━━━━━ Record extracts

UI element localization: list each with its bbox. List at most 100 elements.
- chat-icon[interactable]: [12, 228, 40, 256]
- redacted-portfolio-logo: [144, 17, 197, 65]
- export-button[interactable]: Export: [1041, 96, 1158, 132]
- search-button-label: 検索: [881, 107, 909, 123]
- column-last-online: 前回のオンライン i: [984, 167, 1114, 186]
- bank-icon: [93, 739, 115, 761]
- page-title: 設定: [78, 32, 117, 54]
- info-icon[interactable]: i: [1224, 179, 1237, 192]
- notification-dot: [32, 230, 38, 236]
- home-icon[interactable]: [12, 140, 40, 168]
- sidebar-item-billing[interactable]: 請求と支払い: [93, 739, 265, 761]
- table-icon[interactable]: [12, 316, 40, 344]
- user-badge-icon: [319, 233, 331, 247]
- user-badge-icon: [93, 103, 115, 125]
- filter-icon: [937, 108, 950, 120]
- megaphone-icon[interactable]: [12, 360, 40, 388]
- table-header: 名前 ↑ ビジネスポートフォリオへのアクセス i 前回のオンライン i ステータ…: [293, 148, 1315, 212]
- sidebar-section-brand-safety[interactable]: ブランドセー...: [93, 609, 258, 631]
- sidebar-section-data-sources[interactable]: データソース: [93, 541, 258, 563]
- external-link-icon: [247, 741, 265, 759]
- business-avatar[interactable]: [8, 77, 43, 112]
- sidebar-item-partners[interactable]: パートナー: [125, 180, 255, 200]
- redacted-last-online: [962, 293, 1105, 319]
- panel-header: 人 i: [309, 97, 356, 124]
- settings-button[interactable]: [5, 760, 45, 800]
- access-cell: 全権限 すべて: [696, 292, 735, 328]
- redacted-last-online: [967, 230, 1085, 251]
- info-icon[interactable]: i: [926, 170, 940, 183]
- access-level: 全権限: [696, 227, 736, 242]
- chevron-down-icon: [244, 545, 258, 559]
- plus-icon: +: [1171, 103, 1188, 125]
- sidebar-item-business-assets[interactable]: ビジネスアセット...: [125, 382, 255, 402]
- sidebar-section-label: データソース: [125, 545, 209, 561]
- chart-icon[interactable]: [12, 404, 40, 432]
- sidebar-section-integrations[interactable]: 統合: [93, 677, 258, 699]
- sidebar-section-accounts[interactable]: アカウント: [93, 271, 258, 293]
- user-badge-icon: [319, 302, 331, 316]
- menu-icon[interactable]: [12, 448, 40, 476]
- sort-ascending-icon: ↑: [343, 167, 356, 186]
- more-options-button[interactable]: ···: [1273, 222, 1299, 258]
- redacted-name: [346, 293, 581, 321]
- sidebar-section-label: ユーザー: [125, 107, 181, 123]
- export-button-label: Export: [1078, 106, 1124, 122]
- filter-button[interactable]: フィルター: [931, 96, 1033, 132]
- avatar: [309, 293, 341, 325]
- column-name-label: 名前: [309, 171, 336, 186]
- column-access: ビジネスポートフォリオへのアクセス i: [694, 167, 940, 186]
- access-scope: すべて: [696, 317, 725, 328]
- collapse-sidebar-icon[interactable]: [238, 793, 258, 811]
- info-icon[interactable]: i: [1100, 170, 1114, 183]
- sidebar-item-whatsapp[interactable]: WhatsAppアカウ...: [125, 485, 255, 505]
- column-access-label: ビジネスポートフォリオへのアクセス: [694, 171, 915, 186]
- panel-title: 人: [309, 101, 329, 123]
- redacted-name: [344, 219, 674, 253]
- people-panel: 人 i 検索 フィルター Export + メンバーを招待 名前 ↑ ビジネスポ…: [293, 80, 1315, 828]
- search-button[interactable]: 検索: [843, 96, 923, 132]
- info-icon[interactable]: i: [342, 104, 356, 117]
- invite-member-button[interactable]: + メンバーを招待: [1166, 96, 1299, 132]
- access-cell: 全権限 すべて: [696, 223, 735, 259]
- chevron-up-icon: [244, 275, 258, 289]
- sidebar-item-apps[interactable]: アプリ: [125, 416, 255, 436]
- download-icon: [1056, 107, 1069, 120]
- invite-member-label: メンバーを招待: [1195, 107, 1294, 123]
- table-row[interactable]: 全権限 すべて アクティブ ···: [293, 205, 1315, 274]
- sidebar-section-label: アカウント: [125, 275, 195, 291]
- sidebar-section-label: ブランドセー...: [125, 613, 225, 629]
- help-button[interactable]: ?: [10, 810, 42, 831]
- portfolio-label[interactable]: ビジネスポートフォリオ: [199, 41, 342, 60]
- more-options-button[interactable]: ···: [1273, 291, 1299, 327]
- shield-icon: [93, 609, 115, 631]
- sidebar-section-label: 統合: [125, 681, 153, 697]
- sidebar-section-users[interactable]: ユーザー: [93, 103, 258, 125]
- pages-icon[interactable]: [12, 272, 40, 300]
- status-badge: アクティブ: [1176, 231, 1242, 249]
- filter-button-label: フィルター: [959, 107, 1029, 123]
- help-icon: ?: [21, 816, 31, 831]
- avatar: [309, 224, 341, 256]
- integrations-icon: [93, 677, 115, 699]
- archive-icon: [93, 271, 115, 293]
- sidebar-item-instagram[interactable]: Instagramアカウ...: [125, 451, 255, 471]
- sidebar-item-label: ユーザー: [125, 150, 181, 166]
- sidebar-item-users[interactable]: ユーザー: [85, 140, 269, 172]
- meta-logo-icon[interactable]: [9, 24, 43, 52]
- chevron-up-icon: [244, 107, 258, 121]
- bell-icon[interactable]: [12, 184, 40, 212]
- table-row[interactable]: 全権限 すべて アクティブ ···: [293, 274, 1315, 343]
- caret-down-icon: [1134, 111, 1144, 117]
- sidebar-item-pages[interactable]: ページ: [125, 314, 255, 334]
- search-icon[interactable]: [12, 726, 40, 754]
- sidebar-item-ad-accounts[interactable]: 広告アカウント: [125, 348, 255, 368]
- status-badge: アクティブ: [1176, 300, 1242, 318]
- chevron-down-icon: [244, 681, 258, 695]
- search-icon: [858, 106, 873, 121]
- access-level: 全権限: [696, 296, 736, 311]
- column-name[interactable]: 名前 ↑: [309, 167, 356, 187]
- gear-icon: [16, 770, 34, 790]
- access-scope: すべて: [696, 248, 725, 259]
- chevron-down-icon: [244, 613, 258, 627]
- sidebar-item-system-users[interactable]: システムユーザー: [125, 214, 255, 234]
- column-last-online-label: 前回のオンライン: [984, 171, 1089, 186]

━━━━━━━━━━

Rewrite the items as a numbered list, starting from the first line of the items and continuing through the line containing "- filter-icon: [937, 108, 950, 120]", inclusive of both ends, and omit blank lines.

1. UI element localization: list each with its bbox. List at most 100 elements.
2. - chat-icon[interactable]: [12, 228, 40, 256]
3. - redacted-portfolio-logo: [144, 17, 197, 65]
4. - export-button[interactable]: Export: [1041, 96, 1158, 132]
5. - search-button-label: 検索: [881, 107, 909, 123]
6. - column-last-online: 前回のオンライン i: [984, 167, 1114, 186]
7. - bank-icon: [93, 739, 115, 761]
8. - page-title: 設定: [78, 32, 117, 54]
9. - info-icon[interactable]: i: [1224, 179, 1237, 192]
10. - notification-dot: [32, 230, 38, 236]
11. - home-icon[interactable]: [12, 140, 40, 168]
12. - sidebar-item-billing[interactable]: 請求と支払い: [93, 739, 265, 761]
13. - table-icon[interactable]: [12, 316, 40, 344]
14. - user-badge-icon: [319, 233, 331, 247]
15. - user-badge-icon: [93, 103, 115, 125]
16. - filter-icon: [937, 108, 950, 120]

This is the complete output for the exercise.